Stated goal ▸ Present each line of the entries below that holds the word "πίσω".

===== Stored data

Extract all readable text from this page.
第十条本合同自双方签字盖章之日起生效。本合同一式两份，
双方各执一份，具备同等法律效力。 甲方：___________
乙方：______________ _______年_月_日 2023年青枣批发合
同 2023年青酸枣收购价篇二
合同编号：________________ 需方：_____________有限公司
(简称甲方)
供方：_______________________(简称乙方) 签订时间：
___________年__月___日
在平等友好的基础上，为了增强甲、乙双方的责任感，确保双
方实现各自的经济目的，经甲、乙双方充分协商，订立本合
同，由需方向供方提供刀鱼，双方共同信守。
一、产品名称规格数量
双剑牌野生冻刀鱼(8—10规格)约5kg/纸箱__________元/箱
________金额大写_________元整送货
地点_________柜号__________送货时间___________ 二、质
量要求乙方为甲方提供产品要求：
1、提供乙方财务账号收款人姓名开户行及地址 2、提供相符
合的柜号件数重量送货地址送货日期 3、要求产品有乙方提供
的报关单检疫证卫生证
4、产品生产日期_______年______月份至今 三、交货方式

==========
===== Stored data

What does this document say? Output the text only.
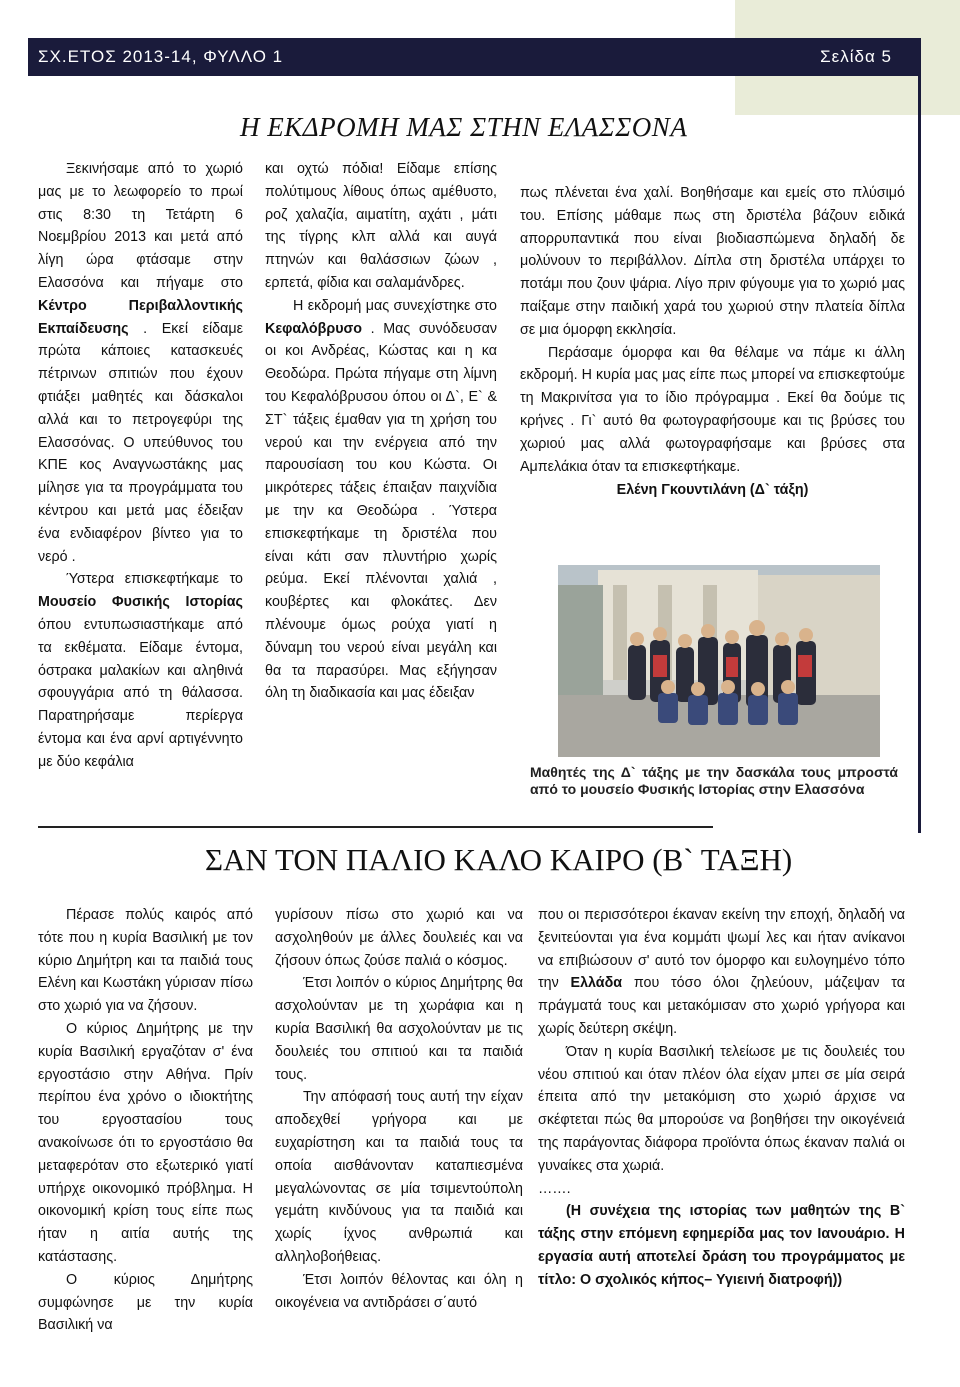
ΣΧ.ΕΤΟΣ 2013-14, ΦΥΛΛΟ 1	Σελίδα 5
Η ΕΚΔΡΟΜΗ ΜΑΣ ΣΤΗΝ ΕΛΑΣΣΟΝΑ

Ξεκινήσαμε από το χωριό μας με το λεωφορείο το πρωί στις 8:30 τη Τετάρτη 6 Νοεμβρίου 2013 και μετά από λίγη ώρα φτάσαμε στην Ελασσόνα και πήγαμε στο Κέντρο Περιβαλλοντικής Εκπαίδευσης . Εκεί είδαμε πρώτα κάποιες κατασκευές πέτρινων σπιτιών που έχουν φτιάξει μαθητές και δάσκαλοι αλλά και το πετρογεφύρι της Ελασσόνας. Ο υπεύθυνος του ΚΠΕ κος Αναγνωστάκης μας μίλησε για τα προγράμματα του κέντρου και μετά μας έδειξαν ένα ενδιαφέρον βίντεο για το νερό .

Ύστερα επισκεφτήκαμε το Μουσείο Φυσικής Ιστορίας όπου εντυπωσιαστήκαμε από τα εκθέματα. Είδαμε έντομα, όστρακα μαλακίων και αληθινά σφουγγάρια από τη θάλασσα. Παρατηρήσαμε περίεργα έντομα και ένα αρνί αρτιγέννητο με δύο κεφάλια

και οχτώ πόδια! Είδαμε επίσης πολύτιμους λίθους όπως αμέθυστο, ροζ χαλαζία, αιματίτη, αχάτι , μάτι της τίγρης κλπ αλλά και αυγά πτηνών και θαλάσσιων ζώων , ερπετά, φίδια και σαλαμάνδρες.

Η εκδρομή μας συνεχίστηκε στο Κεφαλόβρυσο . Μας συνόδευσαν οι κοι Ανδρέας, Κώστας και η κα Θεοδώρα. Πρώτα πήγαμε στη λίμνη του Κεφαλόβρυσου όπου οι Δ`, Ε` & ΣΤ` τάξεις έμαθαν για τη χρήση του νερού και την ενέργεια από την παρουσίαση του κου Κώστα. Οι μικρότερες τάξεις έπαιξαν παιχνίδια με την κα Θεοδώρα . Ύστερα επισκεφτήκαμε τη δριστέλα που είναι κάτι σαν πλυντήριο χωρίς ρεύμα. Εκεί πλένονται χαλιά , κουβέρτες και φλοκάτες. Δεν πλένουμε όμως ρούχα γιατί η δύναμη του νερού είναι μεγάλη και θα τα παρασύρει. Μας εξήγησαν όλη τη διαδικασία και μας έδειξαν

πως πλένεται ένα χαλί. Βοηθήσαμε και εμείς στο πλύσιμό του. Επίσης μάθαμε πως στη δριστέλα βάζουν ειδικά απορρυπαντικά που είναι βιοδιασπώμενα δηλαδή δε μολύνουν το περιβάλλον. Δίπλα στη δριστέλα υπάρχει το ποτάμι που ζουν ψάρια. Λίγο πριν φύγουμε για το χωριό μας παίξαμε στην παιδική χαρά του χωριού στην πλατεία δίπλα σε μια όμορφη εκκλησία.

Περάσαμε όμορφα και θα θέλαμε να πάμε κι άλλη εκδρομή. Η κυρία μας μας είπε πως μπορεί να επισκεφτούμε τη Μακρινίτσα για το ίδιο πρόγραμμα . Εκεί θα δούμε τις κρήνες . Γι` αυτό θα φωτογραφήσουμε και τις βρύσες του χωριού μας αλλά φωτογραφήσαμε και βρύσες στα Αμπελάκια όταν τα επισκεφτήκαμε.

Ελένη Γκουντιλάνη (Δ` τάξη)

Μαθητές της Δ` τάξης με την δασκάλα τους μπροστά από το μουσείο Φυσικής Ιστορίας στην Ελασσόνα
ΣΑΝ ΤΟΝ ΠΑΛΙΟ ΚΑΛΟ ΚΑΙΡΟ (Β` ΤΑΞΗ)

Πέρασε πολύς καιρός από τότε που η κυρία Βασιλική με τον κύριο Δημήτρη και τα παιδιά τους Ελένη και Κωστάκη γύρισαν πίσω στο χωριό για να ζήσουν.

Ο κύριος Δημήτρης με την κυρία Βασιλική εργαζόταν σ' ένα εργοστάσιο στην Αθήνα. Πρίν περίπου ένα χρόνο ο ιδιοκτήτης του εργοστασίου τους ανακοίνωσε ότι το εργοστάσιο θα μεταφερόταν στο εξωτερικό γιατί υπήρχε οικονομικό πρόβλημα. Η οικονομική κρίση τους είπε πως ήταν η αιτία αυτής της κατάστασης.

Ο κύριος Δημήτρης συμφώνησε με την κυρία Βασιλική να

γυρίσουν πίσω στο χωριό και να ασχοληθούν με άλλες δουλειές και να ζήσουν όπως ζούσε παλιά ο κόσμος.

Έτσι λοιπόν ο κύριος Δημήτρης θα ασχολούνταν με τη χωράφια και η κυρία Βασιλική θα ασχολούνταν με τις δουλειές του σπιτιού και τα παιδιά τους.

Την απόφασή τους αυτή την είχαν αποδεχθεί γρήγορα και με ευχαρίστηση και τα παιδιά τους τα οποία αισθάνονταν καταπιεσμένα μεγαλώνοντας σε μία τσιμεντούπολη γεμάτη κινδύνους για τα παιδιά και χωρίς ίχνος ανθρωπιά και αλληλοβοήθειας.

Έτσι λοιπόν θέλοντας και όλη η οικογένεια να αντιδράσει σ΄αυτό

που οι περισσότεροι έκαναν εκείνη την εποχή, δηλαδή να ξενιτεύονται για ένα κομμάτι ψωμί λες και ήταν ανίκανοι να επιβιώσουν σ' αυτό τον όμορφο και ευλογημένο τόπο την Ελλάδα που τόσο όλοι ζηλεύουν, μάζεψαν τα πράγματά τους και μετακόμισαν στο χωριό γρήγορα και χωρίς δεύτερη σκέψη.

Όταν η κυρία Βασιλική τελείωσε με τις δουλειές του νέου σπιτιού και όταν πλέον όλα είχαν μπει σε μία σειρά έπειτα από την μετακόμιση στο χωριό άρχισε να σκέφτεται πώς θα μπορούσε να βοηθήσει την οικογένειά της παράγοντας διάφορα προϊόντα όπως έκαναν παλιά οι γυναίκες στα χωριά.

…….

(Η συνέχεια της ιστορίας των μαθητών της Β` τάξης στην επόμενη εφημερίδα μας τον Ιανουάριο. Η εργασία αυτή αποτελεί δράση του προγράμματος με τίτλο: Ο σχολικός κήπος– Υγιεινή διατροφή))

==========
===== Stored data

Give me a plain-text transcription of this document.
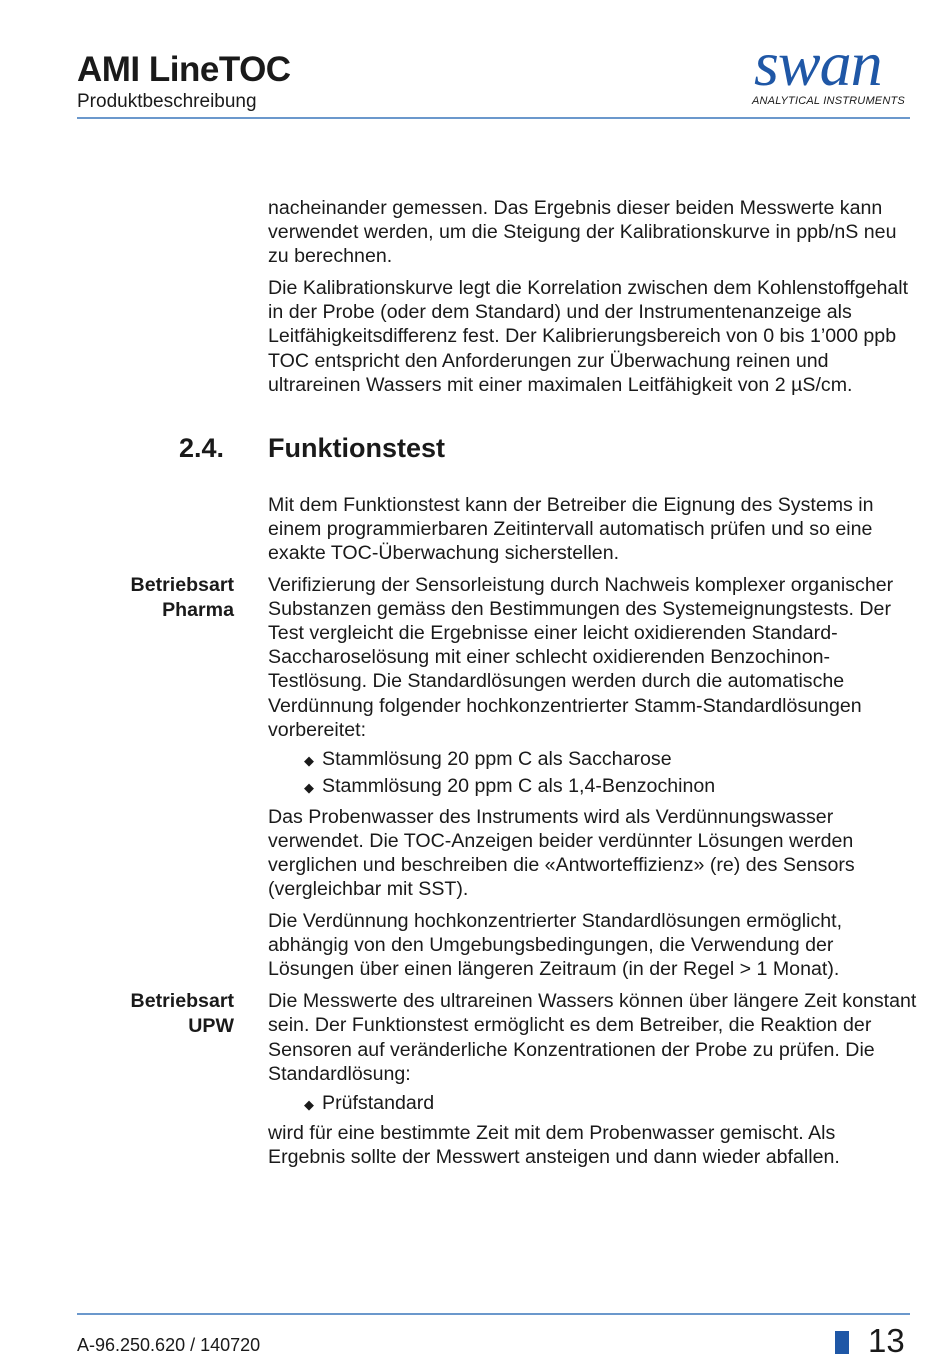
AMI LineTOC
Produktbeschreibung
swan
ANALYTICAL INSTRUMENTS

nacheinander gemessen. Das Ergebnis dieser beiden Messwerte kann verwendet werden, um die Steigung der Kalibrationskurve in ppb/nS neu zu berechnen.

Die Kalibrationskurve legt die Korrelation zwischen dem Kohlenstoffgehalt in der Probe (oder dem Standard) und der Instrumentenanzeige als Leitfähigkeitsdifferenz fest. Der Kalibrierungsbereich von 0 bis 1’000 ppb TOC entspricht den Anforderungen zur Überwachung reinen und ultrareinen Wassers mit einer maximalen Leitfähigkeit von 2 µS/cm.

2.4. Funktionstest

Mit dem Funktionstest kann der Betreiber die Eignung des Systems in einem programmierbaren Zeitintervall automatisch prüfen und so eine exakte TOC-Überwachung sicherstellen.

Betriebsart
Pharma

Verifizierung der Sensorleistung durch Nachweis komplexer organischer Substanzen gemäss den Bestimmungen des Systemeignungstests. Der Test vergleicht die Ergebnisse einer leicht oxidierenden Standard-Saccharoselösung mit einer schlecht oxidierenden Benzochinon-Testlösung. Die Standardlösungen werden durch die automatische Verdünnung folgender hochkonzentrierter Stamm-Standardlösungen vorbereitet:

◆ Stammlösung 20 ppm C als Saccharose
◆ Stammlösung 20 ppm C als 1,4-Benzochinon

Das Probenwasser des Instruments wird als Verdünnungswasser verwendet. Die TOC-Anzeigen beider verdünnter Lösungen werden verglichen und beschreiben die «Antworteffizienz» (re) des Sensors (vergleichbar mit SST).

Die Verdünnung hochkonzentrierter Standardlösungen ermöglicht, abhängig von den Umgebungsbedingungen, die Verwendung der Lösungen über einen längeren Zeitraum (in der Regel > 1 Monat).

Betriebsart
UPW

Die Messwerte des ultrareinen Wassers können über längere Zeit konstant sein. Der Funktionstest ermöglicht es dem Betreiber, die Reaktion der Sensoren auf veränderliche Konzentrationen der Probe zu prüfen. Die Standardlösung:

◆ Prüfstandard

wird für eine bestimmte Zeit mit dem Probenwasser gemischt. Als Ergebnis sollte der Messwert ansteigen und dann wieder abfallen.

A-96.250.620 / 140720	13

==========

Finished task ▸
Πέρασε πολύς καιρός από τότε που η κυρία Βασιλική με τον κύριο Δημήτρη και τα παιδιά τους Ελένη και Κωστάκη γύρισαν πίσω στο χωριό για να ζήσουν.
γυρίσουν πίσω στο χωριό και να ασχοληθούν με άλλες δουλειές και να ζήσουν όπως ζούσε παλιά ο κόσμος.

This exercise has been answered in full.